— start —

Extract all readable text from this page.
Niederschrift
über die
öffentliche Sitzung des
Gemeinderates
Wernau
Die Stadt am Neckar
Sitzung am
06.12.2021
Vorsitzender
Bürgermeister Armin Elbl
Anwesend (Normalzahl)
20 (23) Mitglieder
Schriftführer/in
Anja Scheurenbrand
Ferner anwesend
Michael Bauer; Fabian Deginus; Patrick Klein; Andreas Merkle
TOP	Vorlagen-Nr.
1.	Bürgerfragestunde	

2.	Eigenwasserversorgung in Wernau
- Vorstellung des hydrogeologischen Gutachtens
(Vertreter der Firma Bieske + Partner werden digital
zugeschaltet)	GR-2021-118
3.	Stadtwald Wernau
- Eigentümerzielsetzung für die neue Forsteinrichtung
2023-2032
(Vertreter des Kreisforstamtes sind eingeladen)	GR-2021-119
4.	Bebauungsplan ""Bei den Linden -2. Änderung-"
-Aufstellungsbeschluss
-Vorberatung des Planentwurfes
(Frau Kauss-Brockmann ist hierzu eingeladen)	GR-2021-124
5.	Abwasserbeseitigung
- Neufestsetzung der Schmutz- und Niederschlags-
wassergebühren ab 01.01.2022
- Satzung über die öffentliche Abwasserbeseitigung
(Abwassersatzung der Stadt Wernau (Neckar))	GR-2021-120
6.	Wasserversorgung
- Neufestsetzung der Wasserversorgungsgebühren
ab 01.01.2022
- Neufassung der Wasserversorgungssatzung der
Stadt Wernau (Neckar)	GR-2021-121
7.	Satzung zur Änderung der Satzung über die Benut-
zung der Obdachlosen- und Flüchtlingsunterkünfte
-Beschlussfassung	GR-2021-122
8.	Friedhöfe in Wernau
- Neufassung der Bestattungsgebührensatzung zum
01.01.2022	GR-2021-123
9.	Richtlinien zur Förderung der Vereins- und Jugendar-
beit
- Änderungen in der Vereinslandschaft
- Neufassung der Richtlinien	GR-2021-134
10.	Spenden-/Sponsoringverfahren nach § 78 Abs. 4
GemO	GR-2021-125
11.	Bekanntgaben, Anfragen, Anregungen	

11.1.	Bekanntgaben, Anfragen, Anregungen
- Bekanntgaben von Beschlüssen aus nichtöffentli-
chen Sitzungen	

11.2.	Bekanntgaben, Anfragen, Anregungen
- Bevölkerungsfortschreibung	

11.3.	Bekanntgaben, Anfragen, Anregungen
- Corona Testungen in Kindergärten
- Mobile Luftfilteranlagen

— end —

• Objective:
Among the lines above, count those containing the word "Bekanntgaben" and give nothing but the result.

• Answer:
5